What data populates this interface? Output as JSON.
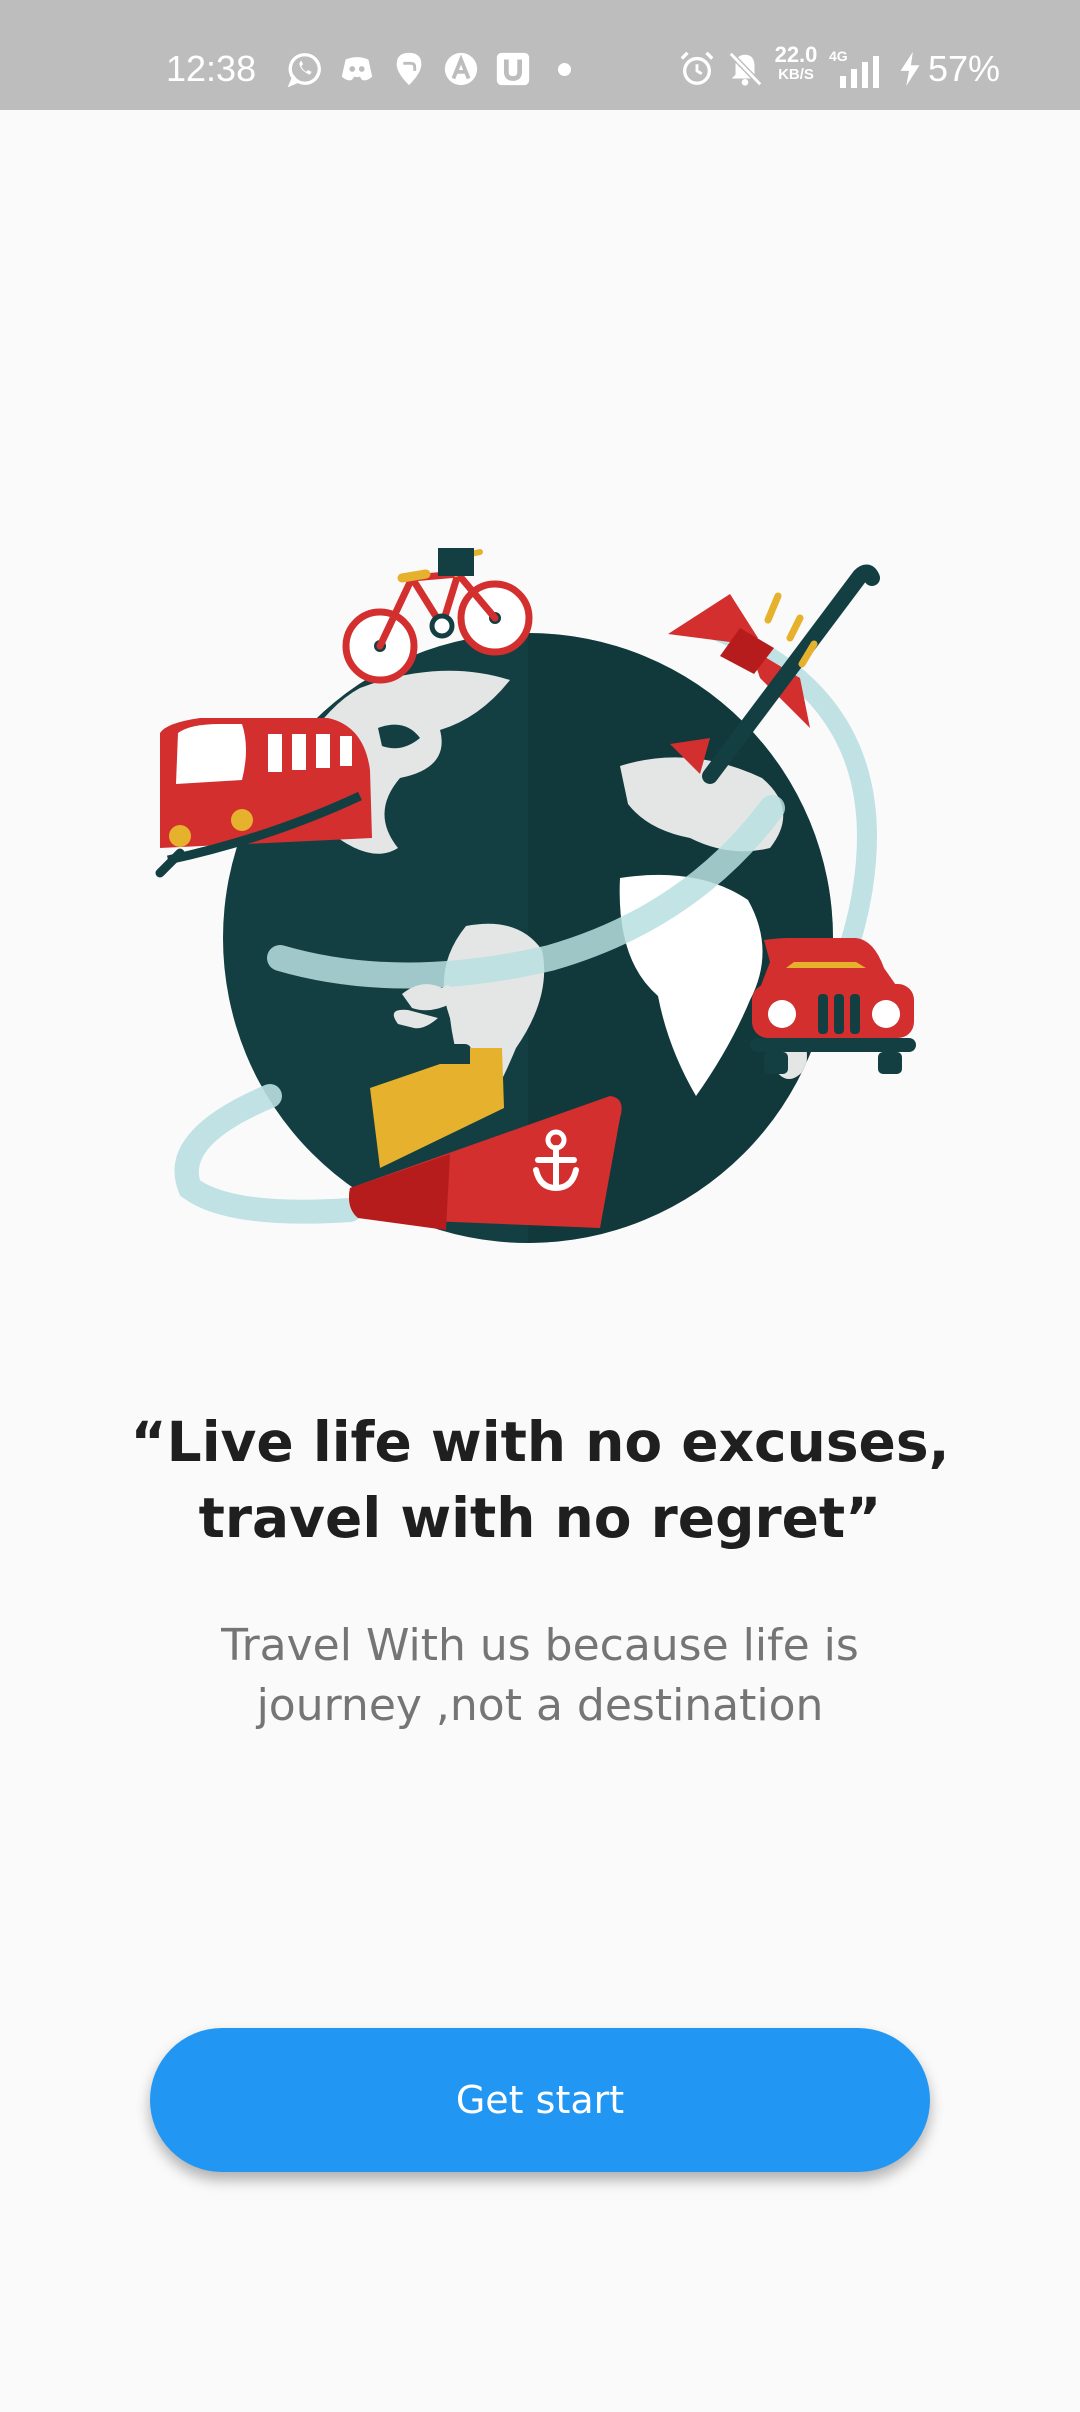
{
  "status_bar": {
    "time": "12:38",
    "net_speed": "22.0",
    "net_speed_unit": "KB/S",
    "network_type": "4G",
    "battery": "57%",
    "notification_icons": [
      "whatsapp-icon",
      "discord-icon",
      "swiggy-icon",
      "arc-icon",
      "u-app-icon"
    ],
    "system_icons": [
      "alarm-icon",
      "muted-bell-icon",
      "signal-icon",
      "charging-icon"
    ]
  },
  "illustration": {
    "name": "travel-globe-illustration",
    "icons": [
      "globe-icon",
      "bicycle-icon",
      "train-icon",
      "airplane-icon",
      "car-icon",
      "ship-icon"
    ]
  },
  "content": {
    "quote": "“Live life with no excuses, travel with no regret”",
    "subtitle": "Travel With us because life is journey ,not a destination"
  },
  "actions": {
    "get_started_label": "Get start"
  },
  "colors": {
    "primary": "#2196f3",
    "status_bar": "#bdbdbd",
    "background": "#fafafa",
    "globe_dark": "#143f42",
    "accent_red": "#d32f2f",
    "accent_yellow": "#e6b12d",
    "swoosh": "#b9dfe1"
  }
}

__Given problem__
Extract the full listing above verbatim; pictures are to be left out of the copy.

__Finished exercise__
What data populates this interface? Output as JSON.
{
  "status_bar": {
    "time": "12:38",
    "net_speed": "22.0",
    "net_speed_unit": "KB/S",
    "network_type": "4G",
    "battery": "57%",
    "notification_icons": [
      "whatsapp-icon",
      "discord-icon",
      "swiggy-icon",
      "arc-icon",
      "u-app-icon"
    ],
    "system_icons": [
      "alarm-icon",
      "muted-bell-icon",
      "signal-icon",
      "charging-icon"
    ]
  },
  "illustration": {
    "name": "travel-globe-illustration",
    "icons": [
      "globe-icon",
      "bicycle-icon",
      "train-icon",
      "airplane-icon",
      "car-icon",
      "ship-icon"
    ]
  },
  "content": {
    "quote": "“Live life with no excuses, travel with no regret”",
    "subtitle": "Travel With us because life is journey ,not a destination"
  },
  "actions": {
    "get_started_label": "Get start"
  },
  "colors": {
    "primary": "#2196f3",
    "status_bar": "#bdbdbd",
    "background": "#fafafa",
    "globe_dark": "#143f42",
    "accent_red": "#d32f2f",
    "accent_yellow": "#e6b12d",
    "swoosh": "#b9dfe1"
  }
}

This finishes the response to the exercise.